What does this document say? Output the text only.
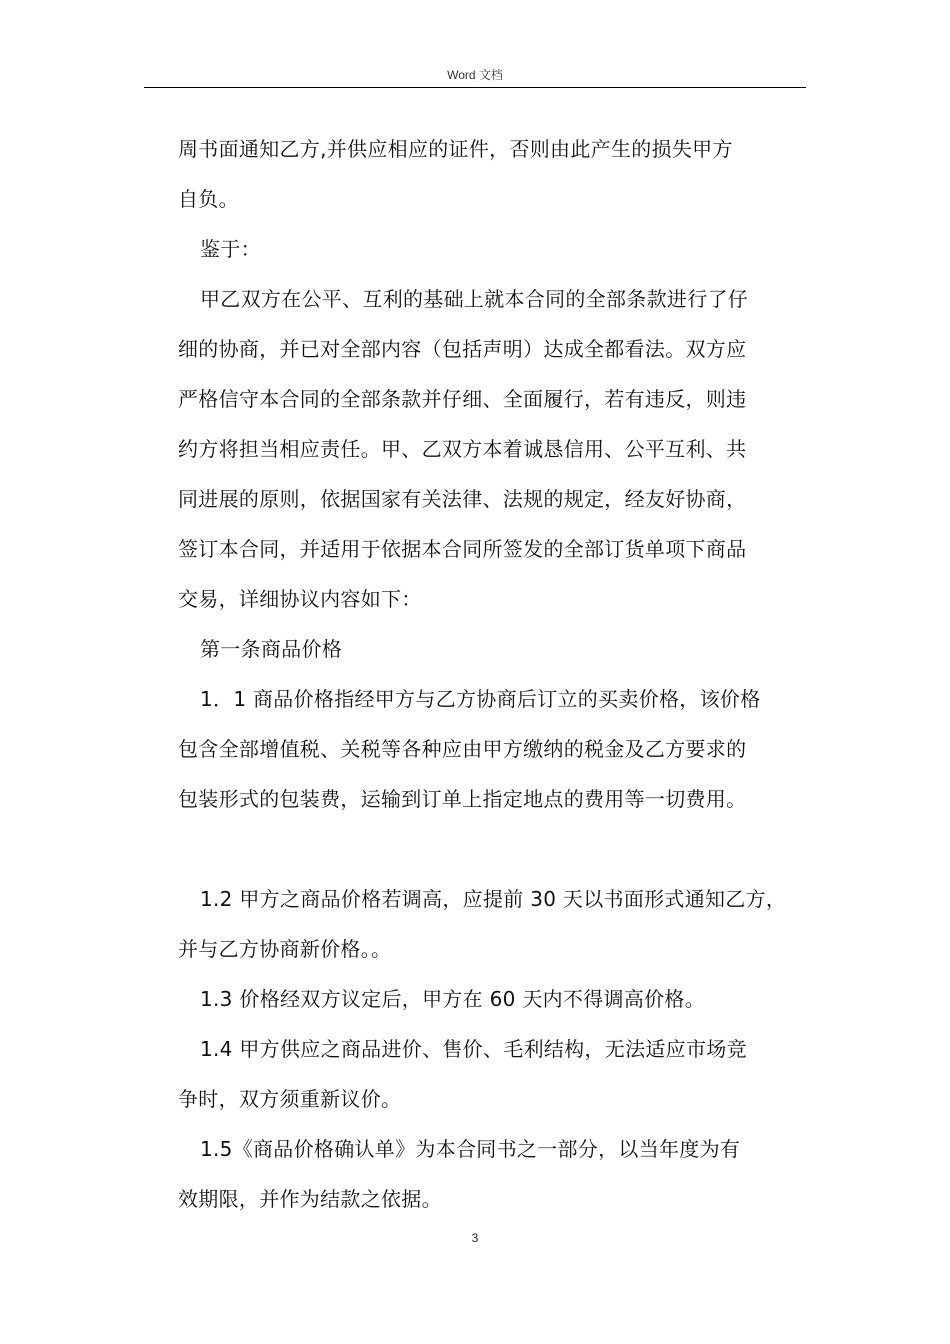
Word 文档

周书面通知乙方,并供应相应的证件，否则由此产生的损失甲方

自负。

鉴于：

甲乙双方在公平、互利的基础上就本合同的全部条款进行了仔

细的协商，并已对全部内容（包括声明）达成全都看法。双方应

严格信守本合同的全部条款并仔细、全面履行，若有违反，则违

约方将担当相应责任。甲、乙双方本着诚恳信用、公平互利、共

同进展的原则，依据国家有关法律、法规的规定，经友好协商，

签订本合同，并适用于依据本合同所签发的全部订货单项下商品

交易，详细协议内容如下：

第一条商品价格

1．1 商品价格指经甲方与乙方协商后订立的买卖价格，该价格

包含全部增值税、关税等各种应由甲方缴纳的税金及乙方要求的

包装形式的包装费，运输到订单上指定地点的费用等一切费用。

1.2 甲方之商品价格若调高，应提前 30 天以书面形式通知乙方，

并与乙方协商新价格。。

1.3 价格经双方议定后，甲方在 60 天内不得调高价格。

1.4 甲方供应之商品进价、售价、毛利结构，无法适应市场竞

争时，双方须重新议价。

1.5《商品价格确认单》为本合同书之一部分，以当年度为有

效期限，并作为结款之依据。

3
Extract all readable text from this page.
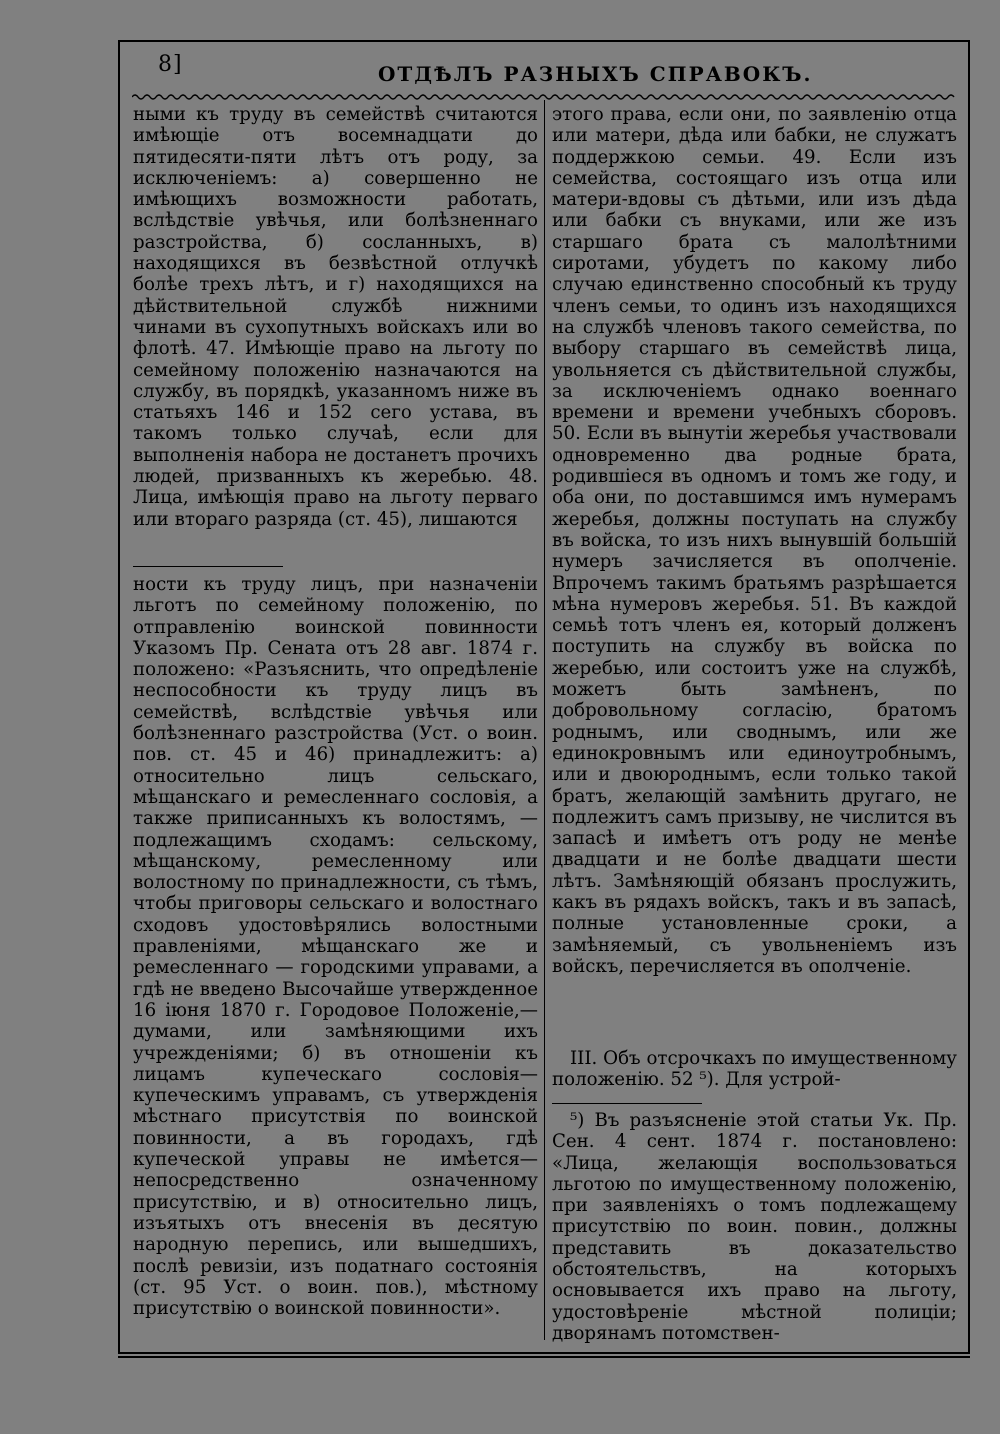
8]	ОТДѢЛЪ РАЗНЫХЪ СПРАВОКЪ.

ными къ труду въ семействѣ считаются имѣющіе отъ восемнадцати до пятидесяти-пяти лѣтъ отъ роду, за исключеніемъ: а) совершенно не имѣющихъ возможности работать, вслѣдствіе увѣчья, или болѣзненнаго разстройства, б) сосланныхъ, в) находящихся въ безвѣстной отлучкѣ болѣе трехъ лѣтъ, и г) находящихся на дѣйствительной службѣ нижними чинами въ сухопутныхъ войскахъ или во флотѣ. 47. Имѣющіе право на льготу по семейному положенію назначаются на службу, въ порядкѣ, указанномъ ниже въ статьяхъ 146 и 152 сего устава, въ такомъ только случаѣ, если для выполненія набора не достанетъ прочихъ людей, призванныхъ къ жеребью. 48. Лица, имѣющія право на льготу перваго или втораго разряда (ст. 45), лишаются

ности къ труду лицъ, при назначеніи льготъ по семейному положенію, по отправленію воинской повинности Указомъ Пр. Сената отъ 28 авг. 1874 г. положено: «Разъяснить, что опредѣленіе неспособности къ труду лицъ въ семействѣ, вслѣдствіе увѣчья или болѣзненнаго разстройства (Уст. о воин. пов. ст. 45 и 46) принадлежитъ: а) относительно лицъ сельскаго, мѣщанскаго и ремесленнаго сословія, а также приписанныхъ къ волостямъ, — подлежащимъ сходамъ: сельскому, мѣщанскому, ремесленному или волостному по принадлежности, съ тѣмъ, чтобы приговоры сельскаго и волостнаго сходовъ удостовѣрялись волостными правленіями, мѣщанскаго же и ремесленнаго — городскими управами, а гдѣ не введено Высочайше утвержденное 16 іюня 1870 г. Городовое Положеніе,—думами, или замѣняющими ихъ учрежденіями; б) въ отношеніи къ лицамъ купеческаго сословія—купеческимъ управамъ, съ утвержденія мѣстнаго присутствія по воинской повинности, а въ городахъ, гдѣ купеческой управы не имѣется—непосредственно означенному присутствію, и в) относительно лицъ, изъятыхъ отъ внесенія въ десятую народную перепись, или вышедшихъ, послѣ ревизіи, изъ податнаго состоянія (ст. 95 Уст. о воин. пов.), мѣстному присутствію о воинской повинности».

этого права, если они, по заявленію отца или матери, дѣда или бабки, не служатъ поддержкою семьи. 49. Если изъ семейства, состоящаго изъ отца или матери-вдовы съ дѣтьми, или изъ дѣда или бабки съ внуками, или же изъ старшаго брата съ малолѣтними сиротами, убудетъ по какому либо случаю единственно способный къ труду членъ семьи, то одинъ изъ находящихся на службѣ членовъ такого семейства, по выбору старшаго въ семействѣ лица, увольняется съ дѣйствительной службы, за исключеніемъ однако военнаго времени и времени учебныхъ сборовъ. 50. Если въ вынутіи жеребья участвовали одновременно два родные брата, родившіеся въ одномъ и томъ же году, и оба они, по доставшимся имъ нумерамъ жеребья, должны поступать на службу въ войска, то изъ нихъ вынувшій большій нумеръ зачисляется въ ополченіе. Впрочемъ такимъ братьямъ разрѣшается мѣна нумеровъ жеребья. 51. Въ каждой семьѣ тотъ членъ ея, который долженъ поступить на службу въ войска по жеребью, или состоитъ уже на службѣ, можетъ быть замѣненъ, по добровольному согласію, братомъ роднымъ, или своднымъ, или же единокровнымъ или единоутробнымъ, или и двоюроднымъ, если только такой братъ, желающій замѣнить другаго, не подлежитъ самъ призыву, не числится въ запасѣ и имѣетъ отъ роду не менѣе двадцати и не болѣе двадцати шести лѣтъ. Замѣняющій обязанъ прослужить, какъ въ рядахъ войскъ, такъ и въ запасѣ, полные установленные сроки, а замѣняемый, съ увольненіемъ изъ войскъ, перечисляется въ ополченіе.

III. Объ отсрочкахъ по имущественному положенію. 52 ⁵). Для устрой-

⁵) Въ разъясненіе этой статьи Ук. Пр. Сен. 4 сент. 1874 г. постановлено: «Лица, желающія воспользоваться льготою по имущественному положенію, при заявленіяхъ о томъ подлежащему присутствію по воин. повин., должны представить въ доказательство обстоятельствъ, на которыхъ основывается ихъ право на льготу, удостовѣреніе мѣстной полиціи; дворянамъ потомствен-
★ ★ ★ ★ ★ ★ ★
§ **WHAT YOU WILL DO**:
Gather every line from the listing above in which the word "льготу" appears.

§ **SOLUTION**:
ными къ труду въ семействѣ считаются имѣющіе отъ восемнадцати до пятидесяти-пяти лѣтъ отъ роду, за исключеніемъ: а) совершенно не имѣющихъ возможности работать, вслѣдствіе увѣчья, или болѣзненнаго разстройства, б) сосланныхъ, в) находящихся въ безвѣстной отлучкѣ болѣе трехъ лѣтъ, и г) находящихся на дѣйствительной службѣ нижними чинами въ сухопутныхъ войскахъ или во флотѣ. 47. Имѣющіе право на льготу по семейному положенію назначаются на службу, въ порядкѣ, указанномъ ниже въ статьяхъ 146 и 152 сего устава, въ такомъ только случаѣ, если для выполненія набора не достанетъ прочихъ людей, призванныхъ къ жеребью. 48. Лица, имѣющія право на льготу перваго или втораго разряда (ст. 45), лишаются
⁵) Въ разъясненіе этой статьи Ук. Пр. Сен. 4 сент. 1874 г. постановлено: «Лица, желающія воспользоваться льготою по имущественному положенію, при заявленіяхъ о томъ подлежащему присутствію по воин. повин., должны представить въ доказательство обстоятельствъ, на которыхъ основывается ихъ право на льготу, удостовѣреніе мѣстной полиціи; дворянамъ потомствен-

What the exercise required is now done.